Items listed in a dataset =
========================================
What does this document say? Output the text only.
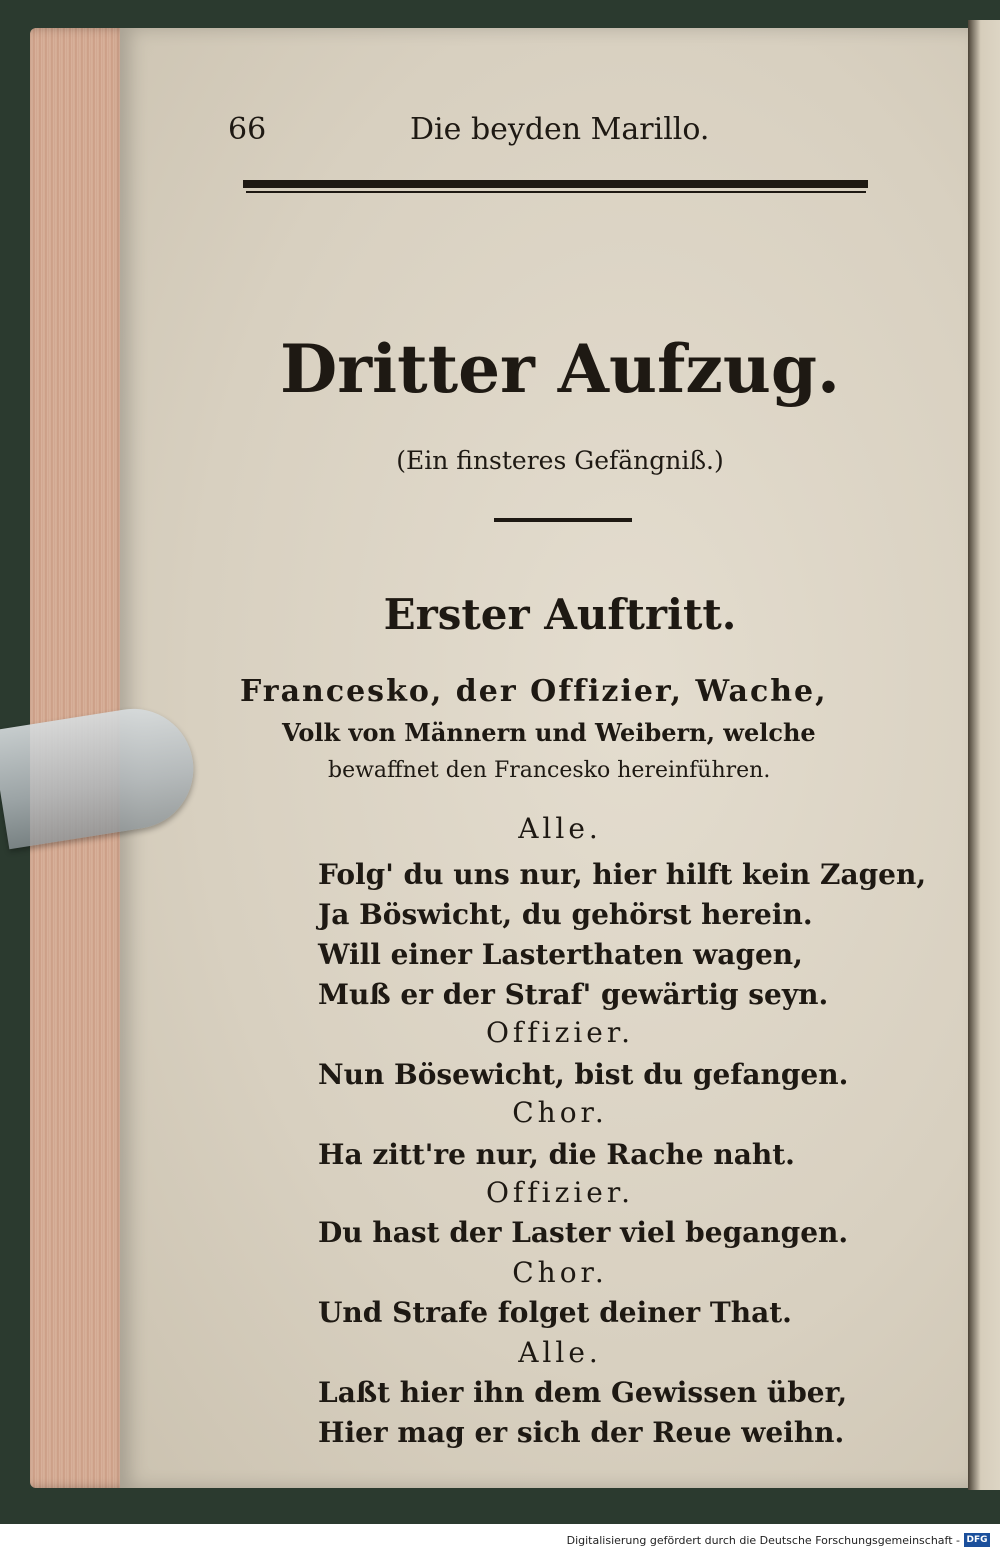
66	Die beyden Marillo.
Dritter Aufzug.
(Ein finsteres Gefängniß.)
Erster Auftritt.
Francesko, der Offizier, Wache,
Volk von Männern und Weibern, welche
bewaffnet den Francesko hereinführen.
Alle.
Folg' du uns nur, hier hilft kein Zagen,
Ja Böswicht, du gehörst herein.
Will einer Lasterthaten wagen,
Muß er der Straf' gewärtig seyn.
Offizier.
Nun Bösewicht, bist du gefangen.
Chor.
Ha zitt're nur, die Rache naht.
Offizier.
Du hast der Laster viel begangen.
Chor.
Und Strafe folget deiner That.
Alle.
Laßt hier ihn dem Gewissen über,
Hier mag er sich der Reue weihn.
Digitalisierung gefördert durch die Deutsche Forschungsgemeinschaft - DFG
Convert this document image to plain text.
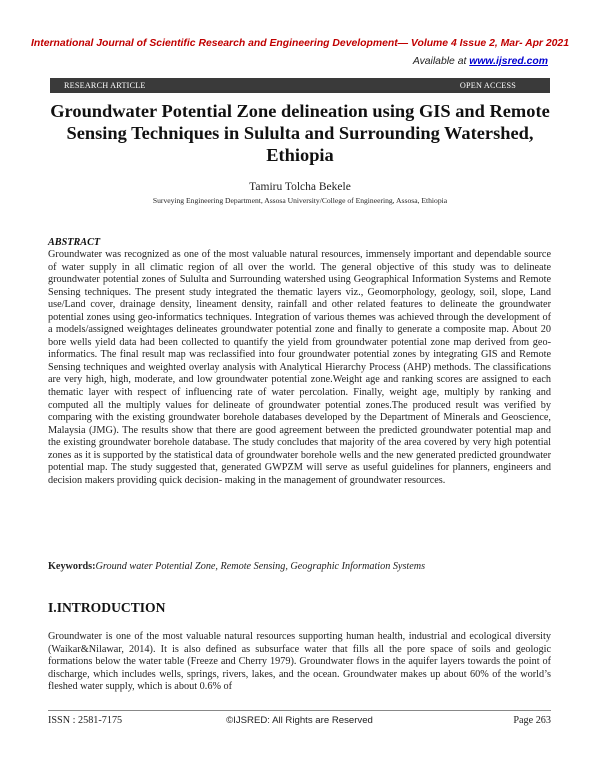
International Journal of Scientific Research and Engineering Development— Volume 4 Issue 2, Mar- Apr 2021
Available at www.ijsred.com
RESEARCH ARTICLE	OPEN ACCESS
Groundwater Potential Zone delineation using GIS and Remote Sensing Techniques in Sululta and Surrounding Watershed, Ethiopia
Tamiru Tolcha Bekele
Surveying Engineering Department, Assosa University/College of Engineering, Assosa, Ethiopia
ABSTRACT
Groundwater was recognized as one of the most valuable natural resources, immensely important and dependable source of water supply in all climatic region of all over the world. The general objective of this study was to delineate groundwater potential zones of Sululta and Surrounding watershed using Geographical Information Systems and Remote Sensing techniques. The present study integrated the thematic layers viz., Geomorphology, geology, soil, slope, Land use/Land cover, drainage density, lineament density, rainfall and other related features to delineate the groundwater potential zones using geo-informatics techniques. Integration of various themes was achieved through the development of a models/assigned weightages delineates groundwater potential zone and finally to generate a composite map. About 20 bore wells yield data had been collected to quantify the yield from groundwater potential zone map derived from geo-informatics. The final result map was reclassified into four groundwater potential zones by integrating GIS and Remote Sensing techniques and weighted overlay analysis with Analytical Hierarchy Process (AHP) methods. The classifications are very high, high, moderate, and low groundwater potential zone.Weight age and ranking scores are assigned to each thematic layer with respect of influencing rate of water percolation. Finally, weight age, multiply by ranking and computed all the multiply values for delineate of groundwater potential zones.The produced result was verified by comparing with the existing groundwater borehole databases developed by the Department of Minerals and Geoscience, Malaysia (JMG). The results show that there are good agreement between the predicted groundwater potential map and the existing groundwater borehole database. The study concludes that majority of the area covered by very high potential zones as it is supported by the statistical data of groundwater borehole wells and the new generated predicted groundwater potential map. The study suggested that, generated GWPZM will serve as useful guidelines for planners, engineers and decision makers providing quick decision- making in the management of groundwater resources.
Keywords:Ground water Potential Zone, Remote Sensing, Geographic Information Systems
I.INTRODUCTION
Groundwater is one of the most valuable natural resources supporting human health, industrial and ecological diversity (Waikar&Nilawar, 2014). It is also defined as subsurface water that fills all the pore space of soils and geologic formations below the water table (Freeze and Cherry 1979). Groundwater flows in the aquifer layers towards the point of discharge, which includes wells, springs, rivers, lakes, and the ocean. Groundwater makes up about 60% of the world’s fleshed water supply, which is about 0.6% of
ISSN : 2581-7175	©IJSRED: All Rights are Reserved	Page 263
========================================
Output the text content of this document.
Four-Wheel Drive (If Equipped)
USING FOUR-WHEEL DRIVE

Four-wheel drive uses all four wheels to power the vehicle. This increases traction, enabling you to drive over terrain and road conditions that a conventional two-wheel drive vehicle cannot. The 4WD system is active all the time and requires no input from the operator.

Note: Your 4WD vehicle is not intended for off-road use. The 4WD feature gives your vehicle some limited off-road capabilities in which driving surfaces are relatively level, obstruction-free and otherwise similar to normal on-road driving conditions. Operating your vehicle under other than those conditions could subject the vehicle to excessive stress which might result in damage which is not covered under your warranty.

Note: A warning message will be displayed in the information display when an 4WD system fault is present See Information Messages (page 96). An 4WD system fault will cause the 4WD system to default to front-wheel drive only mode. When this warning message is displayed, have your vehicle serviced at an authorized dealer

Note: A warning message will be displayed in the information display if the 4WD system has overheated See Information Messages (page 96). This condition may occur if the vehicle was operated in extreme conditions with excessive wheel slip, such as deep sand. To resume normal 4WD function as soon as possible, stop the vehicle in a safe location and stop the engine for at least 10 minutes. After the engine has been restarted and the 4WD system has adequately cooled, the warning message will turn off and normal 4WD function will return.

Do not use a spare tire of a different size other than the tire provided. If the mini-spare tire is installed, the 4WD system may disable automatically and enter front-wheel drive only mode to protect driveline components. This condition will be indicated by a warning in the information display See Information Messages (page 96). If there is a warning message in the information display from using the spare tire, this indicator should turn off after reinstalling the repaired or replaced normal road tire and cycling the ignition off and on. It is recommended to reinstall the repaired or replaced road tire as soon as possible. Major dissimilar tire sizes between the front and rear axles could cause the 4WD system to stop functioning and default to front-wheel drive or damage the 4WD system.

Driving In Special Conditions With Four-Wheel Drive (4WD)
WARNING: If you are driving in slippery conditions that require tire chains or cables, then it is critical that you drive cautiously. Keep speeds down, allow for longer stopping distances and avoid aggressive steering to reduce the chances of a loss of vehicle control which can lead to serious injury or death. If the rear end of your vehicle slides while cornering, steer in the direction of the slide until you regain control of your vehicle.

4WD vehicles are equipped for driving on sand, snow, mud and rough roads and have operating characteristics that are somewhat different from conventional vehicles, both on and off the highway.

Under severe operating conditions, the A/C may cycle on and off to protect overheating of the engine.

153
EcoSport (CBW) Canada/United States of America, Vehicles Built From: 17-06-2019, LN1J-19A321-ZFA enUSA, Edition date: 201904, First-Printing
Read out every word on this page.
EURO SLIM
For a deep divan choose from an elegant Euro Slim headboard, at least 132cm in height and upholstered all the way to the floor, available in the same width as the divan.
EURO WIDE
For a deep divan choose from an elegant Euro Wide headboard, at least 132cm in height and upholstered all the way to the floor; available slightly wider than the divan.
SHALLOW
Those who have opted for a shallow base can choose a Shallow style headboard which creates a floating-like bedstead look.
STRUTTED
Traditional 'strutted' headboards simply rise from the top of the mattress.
========================================
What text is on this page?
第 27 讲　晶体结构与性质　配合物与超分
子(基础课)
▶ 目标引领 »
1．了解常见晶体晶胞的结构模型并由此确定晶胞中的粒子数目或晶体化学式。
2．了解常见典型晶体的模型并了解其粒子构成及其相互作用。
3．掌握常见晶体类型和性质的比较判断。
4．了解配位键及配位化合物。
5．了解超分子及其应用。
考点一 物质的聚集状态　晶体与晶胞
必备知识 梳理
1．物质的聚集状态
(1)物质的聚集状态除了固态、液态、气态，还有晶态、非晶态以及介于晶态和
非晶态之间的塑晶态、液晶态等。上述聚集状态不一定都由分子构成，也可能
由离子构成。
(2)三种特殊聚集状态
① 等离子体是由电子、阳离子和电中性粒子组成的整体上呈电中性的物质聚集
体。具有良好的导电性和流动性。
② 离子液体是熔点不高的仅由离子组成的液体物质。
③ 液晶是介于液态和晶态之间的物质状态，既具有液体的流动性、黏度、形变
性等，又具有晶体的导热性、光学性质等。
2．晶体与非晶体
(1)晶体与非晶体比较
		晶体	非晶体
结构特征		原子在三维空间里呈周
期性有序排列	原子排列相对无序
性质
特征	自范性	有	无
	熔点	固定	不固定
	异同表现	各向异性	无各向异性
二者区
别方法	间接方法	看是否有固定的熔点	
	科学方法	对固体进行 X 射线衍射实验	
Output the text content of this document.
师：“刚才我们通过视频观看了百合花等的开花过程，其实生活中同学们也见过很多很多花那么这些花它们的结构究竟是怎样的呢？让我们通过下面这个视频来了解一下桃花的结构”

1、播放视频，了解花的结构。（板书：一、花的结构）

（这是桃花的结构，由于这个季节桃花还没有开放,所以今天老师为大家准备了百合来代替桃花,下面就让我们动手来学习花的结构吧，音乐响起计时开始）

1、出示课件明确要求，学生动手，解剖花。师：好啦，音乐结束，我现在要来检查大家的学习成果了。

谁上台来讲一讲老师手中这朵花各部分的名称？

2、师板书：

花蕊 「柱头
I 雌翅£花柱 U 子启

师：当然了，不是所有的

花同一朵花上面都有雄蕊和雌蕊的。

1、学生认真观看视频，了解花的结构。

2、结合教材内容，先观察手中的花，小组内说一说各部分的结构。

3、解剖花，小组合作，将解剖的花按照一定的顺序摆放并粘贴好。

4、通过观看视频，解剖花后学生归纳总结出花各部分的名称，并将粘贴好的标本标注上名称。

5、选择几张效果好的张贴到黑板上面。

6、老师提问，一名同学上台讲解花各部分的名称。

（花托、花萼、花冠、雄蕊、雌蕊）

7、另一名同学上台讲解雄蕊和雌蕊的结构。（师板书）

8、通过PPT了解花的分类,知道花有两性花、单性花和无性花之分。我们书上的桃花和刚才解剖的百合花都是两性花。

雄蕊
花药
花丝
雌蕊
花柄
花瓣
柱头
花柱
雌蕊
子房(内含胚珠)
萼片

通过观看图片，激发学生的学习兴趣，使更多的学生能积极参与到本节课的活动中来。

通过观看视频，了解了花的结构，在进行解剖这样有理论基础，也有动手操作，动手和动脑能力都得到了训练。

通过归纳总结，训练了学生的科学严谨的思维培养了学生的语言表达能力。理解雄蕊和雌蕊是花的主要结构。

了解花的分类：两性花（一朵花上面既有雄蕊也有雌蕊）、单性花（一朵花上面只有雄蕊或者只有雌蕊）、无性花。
========================================
What is asked = Pull every line containing "Ethiopia" out of the data above.

Correct output =
Groundwater Potential Zone delineation using GIS and Remote Sensing Techniques in Sululta and Surrounding Watershed, Ethiopia
Surveying Engineering Department, Assosa University/College of Engineering, Assosa, Ethiopia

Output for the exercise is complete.